*Data supplied*
· · · · ·

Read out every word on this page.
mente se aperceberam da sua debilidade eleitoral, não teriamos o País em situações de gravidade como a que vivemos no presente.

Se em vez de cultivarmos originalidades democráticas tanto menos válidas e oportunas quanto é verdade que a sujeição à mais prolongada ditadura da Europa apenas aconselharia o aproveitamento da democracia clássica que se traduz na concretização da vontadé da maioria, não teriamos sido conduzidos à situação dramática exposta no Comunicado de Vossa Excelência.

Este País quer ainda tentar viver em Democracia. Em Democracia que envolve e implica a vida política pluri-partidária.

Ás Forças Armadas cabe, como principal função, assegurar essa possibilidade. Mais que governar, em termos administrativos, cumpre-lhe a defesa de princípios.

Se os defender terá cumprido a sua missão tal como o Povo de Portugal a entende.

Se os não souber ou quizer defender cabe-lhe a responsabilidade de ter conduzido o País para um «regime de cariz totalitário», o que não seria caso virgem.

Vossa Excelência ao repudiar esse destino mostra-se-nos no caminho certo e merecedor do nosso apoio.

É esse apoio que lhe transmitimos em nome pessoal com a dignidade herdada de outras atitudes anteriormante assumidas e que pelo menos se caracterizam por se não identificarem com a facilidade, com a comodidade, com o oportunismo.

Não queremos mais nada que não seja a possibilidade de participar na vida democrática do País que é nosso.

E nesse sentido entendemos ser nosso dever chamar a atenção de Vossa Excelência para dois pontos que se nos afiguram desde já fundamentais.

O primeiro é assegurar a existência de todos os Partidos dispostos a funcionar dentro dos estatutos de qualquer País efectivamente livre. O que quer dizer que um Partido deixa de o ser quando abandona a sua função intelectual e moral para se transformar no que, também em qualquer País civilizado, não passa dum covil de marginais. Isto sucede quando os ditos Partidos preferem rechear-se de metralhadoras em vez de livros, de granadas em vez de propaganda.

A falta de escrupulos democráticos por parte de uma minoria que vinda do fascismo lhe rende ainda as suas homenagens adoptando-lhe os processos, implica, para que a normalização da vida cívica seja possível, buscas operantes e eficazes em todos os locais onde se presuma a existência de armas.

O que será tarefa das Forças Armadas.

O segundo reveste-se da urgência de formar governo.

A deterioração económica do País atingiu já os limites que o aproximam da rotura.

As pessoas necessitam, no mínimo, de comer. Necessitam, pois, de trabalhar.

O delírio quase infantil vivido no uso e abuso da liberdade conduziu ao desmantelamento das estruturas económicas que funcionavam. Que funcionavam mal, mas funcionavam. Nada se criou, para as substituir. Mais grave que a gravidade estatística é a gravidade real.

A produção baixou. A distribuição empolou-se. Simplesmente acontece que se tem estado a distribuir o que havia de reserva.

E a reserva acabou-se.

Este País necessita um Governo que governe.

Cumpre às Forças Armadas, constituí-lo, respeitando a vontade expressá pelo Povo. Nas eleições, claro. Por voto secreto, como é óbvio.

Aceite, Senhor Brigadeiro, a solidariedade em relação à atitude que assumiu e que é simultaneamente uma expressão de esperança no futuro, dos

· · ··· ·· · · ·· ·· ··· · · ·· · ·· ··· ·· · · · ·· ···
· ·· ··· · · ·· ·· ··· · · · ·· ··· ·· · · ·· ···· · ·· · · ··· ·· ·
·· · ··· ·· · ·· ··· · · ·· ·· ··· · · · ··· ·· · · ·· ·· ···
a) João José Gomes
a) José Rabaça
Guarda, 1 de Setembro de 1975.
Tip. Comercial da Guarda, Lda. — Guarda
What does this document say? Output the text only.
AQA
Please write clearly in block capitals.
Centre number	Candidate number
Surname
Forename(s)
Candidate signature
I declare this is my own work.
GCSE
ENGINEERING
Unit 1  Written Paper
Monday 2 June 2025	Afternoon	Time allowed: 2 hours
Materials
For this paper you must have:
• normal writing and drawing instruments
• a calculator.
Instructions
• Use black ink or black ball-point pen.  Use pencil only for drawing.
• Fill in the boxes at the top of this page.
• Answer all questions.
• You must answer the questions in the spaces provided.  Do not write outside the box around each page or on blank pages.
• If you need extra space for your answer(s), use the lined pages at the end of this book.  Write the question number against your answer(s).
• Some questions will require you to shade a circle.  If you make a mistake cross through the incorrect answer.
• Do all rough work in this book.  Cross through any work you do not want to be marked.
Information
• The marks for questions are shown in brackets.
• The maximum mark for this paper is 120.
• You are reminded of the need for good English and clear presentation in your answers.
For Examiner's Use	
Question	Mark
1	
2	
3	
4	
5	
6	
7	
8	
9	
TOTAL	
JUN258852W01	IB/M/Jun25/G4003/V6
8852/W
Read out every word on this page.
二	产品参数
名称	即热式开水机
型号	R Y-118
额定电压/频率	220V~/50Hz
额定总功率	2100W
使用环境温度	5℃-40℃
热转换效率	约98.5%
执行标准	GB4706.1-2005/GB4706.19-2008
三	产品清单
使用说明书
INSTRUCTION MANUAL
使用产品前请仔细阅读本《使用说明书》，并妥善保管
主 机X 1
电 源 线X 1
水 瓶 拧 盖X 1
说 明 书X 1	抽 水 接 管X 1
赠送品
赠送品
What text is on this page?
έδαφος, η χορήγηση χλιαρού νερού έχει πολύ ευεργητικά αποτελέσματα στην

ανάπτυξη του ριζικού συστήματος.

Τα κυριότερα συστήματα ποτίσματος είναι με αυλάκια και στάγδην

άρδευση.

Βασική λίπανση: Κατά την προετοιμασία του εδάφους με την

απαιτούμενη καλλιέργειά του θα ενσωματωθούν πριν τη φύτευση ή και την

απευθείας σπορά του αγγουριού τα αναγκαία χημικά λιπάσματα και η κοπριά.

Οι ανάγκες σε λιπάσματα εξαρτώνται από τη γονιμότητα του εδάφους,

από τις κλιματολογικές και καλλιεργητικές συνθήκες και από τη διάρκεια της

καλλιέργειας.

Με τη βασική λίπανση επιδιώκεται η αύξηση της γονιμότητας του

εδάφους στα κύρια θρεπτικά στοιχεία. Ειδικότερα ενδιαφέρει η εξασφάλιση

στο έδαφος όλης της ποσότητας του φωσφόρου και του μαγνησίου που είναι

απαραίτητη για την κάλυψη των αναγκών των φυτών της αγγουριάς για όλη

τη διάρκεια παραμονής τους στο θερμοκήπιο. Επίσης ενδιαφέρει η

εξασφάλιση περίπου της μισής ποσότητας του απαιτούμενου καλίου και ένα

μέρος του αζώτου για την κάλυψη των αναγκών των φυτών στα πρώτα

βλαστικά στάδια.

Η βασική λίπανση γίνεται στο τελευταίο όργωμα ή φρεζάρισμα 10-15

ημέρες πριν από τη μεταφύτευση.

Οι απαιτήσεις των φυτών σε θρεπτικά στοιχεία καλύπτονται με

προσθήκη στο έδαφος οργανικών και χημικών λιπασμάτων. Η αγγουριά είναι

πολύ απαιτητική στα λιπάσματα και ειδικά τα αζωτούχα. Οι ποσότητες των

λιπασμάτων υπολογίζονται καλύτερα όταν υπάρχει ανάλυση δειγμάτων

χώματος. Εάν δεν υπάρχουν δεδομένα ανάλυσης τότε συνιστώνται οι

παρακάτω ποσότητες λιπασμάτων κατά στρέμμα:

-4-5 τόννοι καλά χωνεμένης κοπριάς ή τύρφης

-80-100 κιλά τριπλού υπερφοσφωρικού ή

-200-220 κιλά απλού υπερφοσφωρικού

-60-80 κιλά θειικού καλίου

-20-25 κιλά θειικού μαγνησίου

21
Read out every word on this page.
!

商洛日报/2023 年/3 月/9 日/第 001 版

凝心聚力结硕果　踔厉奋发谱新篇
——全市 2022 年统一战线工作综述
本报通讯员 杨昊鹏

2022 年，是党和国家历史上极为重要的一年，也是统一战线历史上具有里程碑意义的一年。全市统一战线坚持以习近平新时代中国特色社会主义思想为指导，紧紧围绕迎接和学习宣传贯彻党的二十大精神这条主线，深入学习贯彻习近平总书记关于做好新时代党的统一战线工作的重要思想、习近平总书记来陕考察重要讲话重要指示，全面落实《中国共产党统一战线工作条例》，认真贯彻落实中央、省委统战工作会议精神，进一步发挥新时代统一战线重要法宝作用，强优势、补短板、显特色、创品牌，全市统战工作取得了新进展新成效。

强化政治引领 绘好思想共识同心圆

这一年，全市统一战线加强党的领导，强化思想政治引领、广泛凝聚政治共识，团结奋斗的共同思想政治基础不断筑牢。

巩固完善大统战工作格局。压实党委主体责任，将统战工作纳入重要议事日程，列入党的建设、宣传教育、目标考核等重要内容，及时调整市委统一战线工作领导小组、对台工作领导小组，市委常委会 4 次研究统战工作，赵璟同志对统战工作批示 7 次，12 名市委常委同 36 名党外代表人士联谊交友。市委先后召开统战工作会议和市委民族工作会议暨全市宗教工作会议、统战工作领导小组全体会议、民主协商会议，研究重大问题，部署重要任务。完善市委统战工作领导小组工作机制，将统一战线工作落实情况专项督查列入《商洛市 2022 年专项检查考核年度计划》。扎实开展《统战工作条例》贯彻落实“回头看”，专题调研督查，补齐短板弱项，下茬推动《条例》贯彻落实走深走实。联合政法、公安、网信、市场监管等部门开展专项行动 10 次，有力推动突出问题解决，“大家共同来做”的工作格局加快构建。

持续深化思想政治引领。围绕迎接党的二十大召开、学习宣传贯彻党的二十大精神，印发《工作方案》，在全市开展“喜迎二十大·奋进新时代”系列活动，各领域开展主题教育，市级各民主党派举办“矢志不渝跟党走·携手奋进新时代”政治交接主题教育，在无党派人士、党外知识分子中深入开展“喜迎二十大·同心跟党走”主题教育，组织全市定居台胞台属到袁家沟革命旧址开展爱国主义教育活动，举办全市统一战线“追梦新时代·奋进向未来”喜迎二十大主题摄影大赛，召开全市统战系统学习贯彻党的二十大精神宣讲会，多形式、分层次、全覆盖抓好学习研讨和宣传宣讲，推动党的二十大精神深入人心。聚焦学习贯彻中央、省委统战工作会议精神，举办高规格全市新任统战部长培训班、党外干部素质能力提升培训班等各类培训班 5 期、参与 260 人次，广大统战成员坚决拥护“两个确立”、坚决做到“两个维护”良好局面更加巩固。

· · · · ·

*Given exercise*
Lines in the records that hold the word "λίπανση" are to be counted; give only the total.

*Written response*
3